WHAT IS ASKED —
Pull every line with the word "ZULIANI" out of the entries below.

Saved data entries
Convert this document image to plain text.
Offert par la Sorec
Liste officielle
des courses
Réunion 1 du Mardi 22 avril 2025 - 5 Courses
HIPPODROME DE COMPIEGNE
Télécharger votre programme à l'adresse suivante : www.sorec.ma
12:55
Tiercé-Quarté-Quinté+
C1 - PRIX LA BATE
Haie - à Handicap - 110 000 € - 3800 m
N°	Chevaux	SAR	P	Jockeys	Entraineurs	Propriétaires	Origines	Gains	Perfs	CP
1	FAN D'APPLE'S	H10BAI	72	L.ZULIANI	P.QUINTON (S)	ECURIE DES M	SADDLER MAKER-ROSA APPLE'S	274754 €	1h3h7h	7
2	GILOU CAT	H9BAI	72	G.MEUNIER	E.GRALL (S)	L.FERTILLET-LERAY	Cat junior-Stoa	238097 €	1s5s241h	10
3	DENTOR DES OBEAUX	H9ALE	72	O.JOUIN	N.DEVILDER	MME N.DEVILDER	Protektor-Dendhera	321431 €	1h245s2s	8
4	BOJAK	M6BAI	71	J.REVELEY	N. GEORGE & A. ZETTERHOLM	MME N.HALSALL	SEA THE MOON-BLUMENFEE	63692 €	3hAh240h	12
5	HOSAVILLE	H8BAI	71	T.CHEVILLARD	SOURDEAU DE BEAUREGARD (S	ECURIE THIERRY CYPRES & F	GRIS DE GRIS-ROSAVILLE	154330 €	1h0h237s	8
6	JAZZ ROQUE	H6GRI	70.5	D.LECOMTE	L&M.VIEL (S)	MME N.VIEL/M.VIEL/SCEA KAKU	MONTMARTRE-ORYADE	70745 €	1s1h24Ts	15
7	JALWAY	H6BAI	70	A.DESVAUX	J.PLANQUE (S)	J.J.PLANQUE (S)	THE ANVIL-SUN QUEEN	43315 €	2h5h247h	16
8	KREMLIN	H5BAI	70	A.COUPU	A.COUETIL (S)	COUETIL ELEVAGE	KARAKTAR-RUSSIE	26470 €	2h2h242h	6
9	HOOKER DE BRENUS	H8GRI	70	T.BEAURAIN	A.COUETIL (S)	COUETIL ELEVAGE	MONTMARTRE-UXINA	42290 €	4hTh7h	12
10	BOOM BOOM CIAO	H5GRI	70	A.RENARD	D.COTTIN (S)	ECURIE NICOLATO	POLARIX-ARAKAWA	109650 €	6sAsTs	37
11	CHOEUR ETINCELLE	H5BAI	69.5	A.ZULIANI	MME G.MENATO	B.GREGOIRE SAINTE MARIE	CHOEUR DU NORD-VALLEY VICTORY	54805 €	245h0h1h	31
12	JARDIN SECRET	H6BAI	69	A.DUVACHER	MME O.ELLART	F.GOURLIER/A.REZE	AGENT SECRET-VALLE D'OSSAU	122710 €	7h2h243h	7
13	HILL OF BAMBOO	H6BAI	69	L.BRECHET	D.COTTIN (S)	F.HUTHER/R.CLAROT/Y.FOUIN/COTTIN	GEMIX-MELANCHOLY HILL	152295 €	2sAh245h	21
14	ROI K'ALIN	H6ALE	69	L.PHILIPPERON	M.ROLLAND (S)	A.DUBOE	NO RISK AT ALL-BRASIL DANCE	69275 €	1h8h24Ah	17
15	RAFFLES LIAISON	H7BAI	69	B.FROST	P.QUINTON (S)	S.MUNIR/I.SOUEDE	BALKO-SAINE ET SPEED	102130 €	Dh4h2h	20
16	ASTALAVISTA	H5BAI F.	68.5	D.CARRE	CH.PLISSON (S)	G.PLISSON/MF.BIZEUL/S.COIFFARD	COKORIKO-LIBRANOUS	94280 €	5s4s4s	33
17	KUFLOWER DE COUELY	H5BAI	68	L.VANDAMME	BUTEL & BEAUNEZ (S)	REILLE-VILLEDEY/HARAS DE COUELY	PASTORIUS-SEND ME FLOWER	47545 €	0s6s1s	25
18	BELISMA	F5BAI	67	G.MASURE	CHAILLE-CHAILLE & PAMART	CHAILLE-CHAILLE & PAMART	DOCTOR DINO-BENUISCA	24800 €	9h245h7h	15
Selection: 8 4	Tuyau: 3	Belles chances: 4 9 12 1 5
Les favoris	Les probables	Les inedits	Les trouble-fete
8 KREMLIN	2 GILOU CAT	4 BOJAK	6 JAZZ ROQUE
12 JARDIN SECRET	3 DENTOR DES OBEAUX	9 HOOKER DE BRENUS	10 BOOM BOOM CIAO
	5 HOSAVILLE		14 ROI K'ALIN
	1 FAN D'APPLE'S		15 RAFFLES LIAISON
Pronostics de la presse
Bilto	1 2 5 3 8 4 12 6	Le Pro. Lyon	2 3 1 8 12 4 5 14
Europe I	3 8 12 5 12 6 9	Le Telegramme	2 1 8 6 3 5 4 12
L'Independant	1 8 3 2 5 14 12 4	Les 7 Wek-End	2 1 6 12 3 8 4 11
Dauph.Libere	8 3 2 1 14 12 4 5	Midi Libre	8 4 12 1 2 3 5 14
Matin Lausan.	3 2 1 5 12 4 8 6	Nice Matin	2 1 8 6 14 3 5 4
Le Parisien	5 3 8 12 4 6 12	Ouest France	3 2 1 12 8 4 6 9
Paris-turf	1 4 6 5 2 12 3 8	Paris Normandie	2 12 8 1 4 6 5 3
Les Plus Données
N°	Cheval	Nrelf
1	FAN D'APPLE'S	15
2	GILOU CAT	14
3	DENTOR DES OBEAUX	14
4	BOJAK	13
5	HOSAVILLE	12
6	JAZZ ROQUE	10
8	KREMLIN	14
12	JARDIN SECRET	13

ANSWER BELOW —
1	FAN D'APPLE'S	H10BAI	72	L.ZULIANI	P.QUINTON (S)	ECURIE DES M	SADDLER MAKER-ROSA APPLE'S	274754 €	1h3h7h	7
11	CHOEUR ETINCELLE	H5BAI	69.5	A.ZULIANI	MME G.MENATO	B.GREGOIRE SAINTE MARIE	CHOEUR DU NORD-VALLEY VICTORY	54805 €	245h0h1h	31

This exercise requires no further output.